■ Problem description
Copy out every item below, switching each "Sunset" to "Dusk" and leaving everything else unchanged.

── Dataset records

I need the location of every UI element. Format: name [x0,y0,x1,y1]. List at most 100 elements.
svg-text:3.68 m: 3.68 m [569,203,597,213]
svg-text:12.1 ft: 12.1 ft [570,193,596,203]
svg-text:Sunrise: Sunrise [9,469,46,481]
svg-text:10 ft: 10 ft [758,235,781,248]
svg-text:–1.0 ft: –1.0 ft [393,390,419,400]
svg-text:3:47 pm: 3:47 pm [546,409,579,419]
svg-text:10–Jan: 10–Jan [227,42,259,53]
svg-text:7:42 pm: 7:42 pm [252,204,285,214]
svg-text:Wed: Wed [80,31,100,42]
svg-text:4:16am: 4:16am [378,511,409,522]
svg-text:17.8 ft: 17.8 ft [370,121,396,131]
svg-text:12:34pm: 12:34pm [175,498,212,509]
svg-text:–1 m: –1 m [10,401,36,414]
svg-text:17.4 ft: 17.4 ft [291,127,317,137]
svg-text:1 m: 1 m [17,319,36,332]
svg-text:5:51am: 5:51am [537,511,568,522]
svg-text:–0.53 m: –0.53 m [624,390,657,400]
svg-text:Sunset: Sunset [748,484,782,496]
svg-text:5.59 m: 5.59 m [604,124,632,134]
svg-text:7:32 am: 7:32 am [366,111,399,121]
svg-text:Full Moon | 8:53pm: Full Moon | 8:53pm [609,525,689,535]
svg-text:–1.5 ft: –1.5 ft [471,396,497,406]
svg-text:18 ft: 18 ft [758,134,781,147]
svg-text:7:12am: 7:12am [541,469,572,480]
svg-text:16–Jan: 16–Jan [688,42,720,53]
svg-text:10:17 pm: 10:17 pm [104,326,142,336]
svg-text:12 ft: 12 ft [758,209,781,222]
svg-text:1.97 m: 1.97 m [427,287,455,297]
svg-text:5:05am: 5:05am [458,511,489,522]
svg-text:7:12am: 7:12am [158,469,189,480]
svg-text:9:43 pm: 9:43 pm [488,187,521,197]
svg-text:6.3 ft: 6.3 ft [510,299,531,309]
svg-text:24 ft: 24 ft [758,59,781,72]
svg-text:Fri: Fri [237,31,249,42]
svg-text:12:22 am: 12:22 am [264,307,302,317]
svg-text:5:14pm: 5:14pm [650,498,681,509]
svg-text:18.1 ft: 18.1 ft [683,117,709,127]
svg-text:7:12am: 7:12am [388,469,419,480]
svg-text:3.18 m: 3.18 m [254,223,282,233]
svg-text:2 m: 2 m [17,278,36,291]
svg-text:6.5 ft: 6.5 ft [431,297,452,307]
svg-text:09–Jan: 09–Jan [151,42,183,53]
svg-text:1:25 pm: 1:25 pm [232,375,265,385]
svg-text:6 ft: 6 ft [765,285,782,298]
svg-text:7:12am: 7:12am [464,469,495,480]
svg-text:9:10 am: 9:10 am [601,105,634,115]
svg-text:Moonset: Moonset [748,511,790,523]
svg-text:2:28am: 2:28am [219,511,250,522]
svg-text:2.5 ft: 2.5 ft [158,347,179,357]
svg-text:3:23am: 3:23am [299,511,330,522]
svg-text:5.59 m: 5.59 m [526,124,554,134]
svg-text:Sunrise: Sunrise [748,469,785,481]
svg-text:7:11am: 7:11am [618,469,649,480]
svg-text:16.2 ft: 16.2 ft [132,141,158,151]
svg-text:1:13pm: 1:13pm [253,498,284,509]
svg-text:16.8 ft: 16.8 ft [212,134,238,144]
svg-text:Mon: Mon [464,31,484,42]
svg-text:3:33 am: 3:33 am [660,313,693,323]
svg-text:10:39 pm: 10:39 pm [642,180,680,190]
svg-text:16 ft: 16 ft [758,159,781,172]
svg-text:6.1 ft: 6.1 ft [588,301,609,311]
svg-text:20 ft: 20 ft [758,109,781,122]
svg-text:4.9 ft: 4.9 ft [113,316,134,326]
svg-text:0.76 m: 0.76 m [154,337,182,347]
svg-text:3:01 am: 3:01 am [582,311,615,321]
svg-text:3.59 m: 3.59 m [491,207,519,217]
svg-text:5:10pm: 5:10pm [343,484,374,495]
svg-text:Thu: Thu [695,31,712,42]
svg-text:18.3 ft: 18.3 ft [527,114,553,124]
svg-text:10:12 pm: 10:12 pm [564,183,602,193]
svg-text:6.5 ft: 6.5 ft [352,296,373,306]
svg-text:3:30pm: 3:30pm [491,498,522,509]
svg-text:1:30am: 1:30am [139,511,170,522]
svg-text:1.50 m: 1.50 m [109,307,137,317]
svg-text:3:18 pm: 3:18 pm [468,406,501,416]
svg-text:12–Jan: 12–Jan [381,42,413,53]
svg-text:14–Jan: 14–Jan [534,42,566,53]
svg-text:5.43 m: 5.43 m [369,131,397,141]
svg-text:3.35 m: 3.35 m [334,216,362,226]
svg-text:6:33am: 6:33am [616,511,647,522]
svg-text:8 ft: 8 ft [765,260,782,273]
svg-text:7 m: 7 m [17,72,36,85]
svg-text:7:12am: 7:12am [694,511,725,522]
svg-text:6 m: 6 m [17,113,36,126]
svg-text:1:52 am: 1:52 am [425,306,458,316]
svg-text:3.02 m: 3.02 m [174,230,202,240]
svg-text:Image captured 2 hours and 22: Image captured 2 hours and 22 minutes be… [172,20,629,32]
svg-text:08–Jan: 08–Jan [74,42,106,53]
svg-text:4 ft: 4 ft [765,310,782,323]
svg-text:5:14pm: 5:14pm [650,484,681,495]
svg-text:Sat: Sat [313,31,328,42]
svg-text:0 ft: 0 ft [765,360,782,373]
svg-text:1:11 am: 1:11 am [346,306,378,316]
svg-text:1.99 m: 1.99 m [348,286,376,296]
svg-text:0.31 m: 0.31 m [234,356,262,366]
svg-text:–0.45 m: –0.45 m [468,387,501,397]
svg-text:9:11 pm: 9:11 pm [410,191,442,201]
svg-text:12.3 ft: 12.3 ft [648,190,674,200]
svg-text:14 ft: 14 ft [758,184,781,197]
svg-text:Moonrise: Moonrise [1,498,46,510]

────

■ Written solution
I need the location of every UI element. Format: name [x0,y0,x1,y1]. List at most 100 elements.
svg-text:3.68 m: 3.68 m [569,203,597,213]
svg-text:12.1 ft: 12.1 ft [570,193,596,203]
svg-text:Sunrise: Sunrise [9,469,46,481]
svg-text:10 ft: 10 ft [758,235,781,248]
svg-text:–1.0 ft: –1.0 ft [393,390,419,400]
svg-text:3:47 pm: 3:47 pm [546,409,579,419]
svg-text:10–Jan: 10–Jan [227,42,259,53]
svg-text:7:42 pm: 7:42 pm [252,204,285,214]
svg-text:Wed: Wed [80,31,100,42]
svg-text:4:16am: 4:16am [378,511,409,522]
svg-text:17.8 ft: 17.8 ft [370,121,396,131]
svg-text:12:34pm: 12:34pm [175,498,212,509]
svg-text:–1 m: –1 m [10,401,36,414]
svg-text:17.4 ft: 17.4 ft [291,127,317,137]
svg-text:1 m: 1 m [17,319,36,332]
svg-text:5:51am: 5:51am [537,511,568,522]
svg-text:–0.53 m: –0.53 m [624,390,657,400]
svg-text:Dusk: Dusk [748,484,782,496]
svg-text:5.59 m: 5.59 m [604,124,632,134]
svg-text:7:32 am: 7:32 am [366,111,399,121]
svg-text:Full Moon | 8:53pm: Full Moon | 8:53pm [609,525,689,535]
svg-text:–1.5 ft: –1.5 ft [471,396,497,406]
svg-text:18 ft: 18 ft [758,134,781,147]
svg-text:7:12am: 7:12am [541,469,572,480]
svg-text:16–Jan: 16–Jan [688,42,720,53]
svg-text:10:17 pm: 10:17 pm [104,326,142,336]
svg-text:12 ft: 12 ft [758,209,781,222]
svg-text:1.97 m: 1.97 m [427,287,455,297]
svg-text:5:05am: 5:05am [458,511,489,522]
svg-text:7:12am: 7:12am [158,469,189,480]
svg-text:9:43 pm: 9:43 pm [488,187,521,197]
svg-text:6.3 ft: 6.3 ft [510,299,531,309]
svg-text:24 ft: 24 ft [758,59,781,72]
svg-text:Fri: Fri [237,31,249,42]
svg-text:12:22 am: 12:22 am [264,307,302,317]
svg-text:5:14pm: 5:14pm [650,498,681,509]
svg-text:18.1 ft: 18.1 ft [683,117,709,127]
svg-text:7:12am: 7:12am [388,469,419,480]
svg-text:3.18 m: 3.18 m [254,223,282,233]
svg-text:2 m: 2 m [17,278,36,291]
svg-text:6.5 ft: 6.5 ft [431,297,452,307]
svg-text:09–Jan: 09–Jan [151,42,183,53]
svg-text:1:25 pm: 1:25 pm [232,375,265,385]
svg-text:6 ft: 6 ft [765,285,782,298]
svg-text:7:12am: 7:12am [464,469,495,480]
svg-text:9:10 am: 9:10 am [601,105,634,115]
svg-text:Moonset: Moonset [748,511,790,523]
svg-text:2:28am: 2:28am [219,511,250,522]
svg-text:2.5 ft: 2.5 ft [158,347,179,357]
svg-text:3:23am: 3:23am [299,511,330,522]
svg-text:5.59 m: 5.59 m [526,124,554,134]
svg-text:Sunrise: Sunrise [748,469,785,481]
svg-text:7:11am: 7:11am [618,469,649,480]
svg-text:16.2 ft: 16.2 ft [132,141,158,151]
svg-text:1:13pm: 1:13pm [253,498,284,509]
svg-text:16.8 ft: 16.8 ft [212,134,238,144]
svg-text:Mon: Mon [464,31,484,42]
svg-text:3:33 am: 3:33 am [660,313,693,323]
svg-text:10:39 pm: 10:39 pm [642,180,680,190]
svg-text:16 ft: 16 ft [758,159,781,172]
svg-text:6.1 ft: 6.1 ft [588,301,609,311]
svg-text:20 ft: 20 ft [758,109,781,122]
svg-text:4.9 ft: 4.9 ft [113,316,134,326]
svg-text:0.76 m: 0.76 m [154,337,182,347]
svg-text:3:01 am: 3:01 am [582,311,615,321]
svg-text:3.59 m: 3.59 m [491,207,519,217]
svg-text:5:10pm: 5:10pm [343,484,374,495]
svg-text:Thu: Thu [695,31,712,42]
svg-text:18.3 ft: 18.3 ft [527,114,553,124]
svg-text:10:12 pm: 10:12 pm [564,183,602,193]
svg-text:6.5 ft: 6.5 ft [352,296,373,306]
svg-text:3:30pm: 3:30pm [491,498,522,509]
svg-text:1:30am: 1:30am [139,511,170,522]
svg-text:1.50 m: 1.50 m [109,307,137,317]
svg-text:3:18 pm: 3:18 pm [468,406,501,416]
svg-text:12–Jan: 12–Jan [381,42,413,53]
svg-text:14–Jan: 14–Jan [534,42,566,53]
svg-text:5.43 m: 5.43 m [369,131,397,141]
svg-text:3.35 m: 3.35 m [334,216,362,226]
svg-text:6:33am: 6:33am [616,511,647,522]
svg-text:8 ft: 8 ft [765,260,782,273]
svg-text:7 m: 7 m [17,72,36,85]
svg-text:7:12am: 7:12am [694,511,725,522]
svg-text:6 m: 6 m [17,113,36,126]
svg-text:1:52 am: 1:52 am [425,306,458,316]
svg-text:3.02 m: 3.02 m [174,230,202,240]
svg-text:Image captured 2 hours and 22: Image captured 2 hours and 22 minutes be… [172,20,629,32]
svg-text:08–Jan: 08–Jan [74,42,106,53]
svg-text:4 ft: 4 ft [765,310,782,323]
svg-text:5:14pm: 5:14pm [650,484,681,495]
svg-text:Sat: Sat [313,31,328,42]
svg-text:0 ft: 0 ft [765,360,782,373]
svg-text:1:11 am: 1:11 am [346,306,378,316]
svg-text:1.99 m: 1.99 m [348,286,376,296]
svg-text:0.31 m: 0.31 m [234,356,262,366]
svg-text:–0.45 m: –0.45 m [468,387,501,397]
svg-text:9:11 pm: 9:11 pm [410,191,442,201]
svg-text:12.3 ft: 12.3 ft [648,190,674,200]
svg-text:14 ft: 14 ft [758,184,781,197]
svg-text:Moonrise: Moonrise [1,498,46,510]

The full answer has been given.